= CONSIGNES =
• 1. Recopiez le passage de l'article qui s'ouvre sur les mots contenant "Notre projet éditorial" et se ferme sur "mis de côté.", en remplaçant "cinquantaine" par "centaine".
• 2. D'après l'article, depuis quelle période les albums retenus ont-ils marqué le revivalisme des musiques traditionnelles en France métropolitaine ?

= ARTICLE =
# # # # # # #

Au Nouveau Pavillon nous souhaitons mettre un coup de projecteur sur l’incroyable richesse discographique de la jeune histoire du revivalisme trad/folk de France. On a tous lu dans les médias de la presse culturelle dominante des articles sur « Les 100 meilleurs albums du rock anglais », des sélections des « 50 disques essentiels de l’histoire du jazz ». Du côté des musiques traditionnelles de création, nada. Il est temps de remédier à cela !

Notre projet éditorial tente de mettre en lumière une sélection d’une cinquantaine d’albums qui ont artistiquement marqué l’histoire du revivalisme des musiques traditionnelles en France métropolitaine depuis l’après-guerre et en particulier depuis les années soixante-dix. Des disques qui ont à la fois fait avancer les choses par leur audace artistique, mais aussi influencé les générations d’artistes qui ont suivi. Aucun critère commercial ou de succès public n’a été retenu. Ainsi un album « confidentiel » peut être mis à l’honneur tandis qu’un album vendu à des milliers d’exemplaires peut être quant à lui volontairement mis de côté.

# # # # # # #

= DONNÉES =
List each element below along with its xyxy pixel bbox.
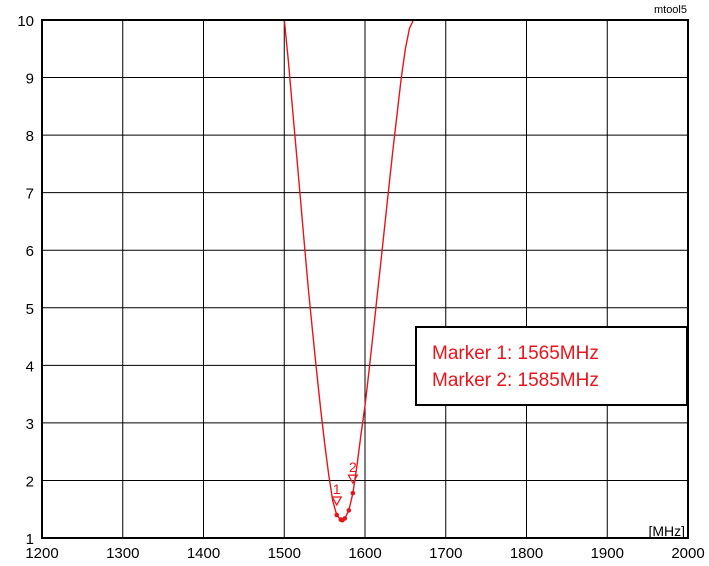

# # # # # # #

= RÉPONSES =
• 1.
Notre projet éditorial tente de mettre en lumière une sélection d’une centaine d’albums qui ont artistiquement marqué l’histoire du revivalisme des musiques traditionnelles en France métropolitaine depuis l’après-guerre et en particulier depuis les années soixante-dix. Des disques qui ont à la fois fait avancer les choses par leur audace artistique, mais aussi influencé les générations d’artistes qui ont suivi. Aucun critère commercial ou de succès public n’a été retenu. Ainsi un album « confidentiel » peut être mis à l’honneur tandis qu’un album vendu à des milliers d’exemplaires peut être quant à lui volontairement mis de côté.

• 2. Depuis l'après-guerre, et en particulier depuis les années soixante-dix.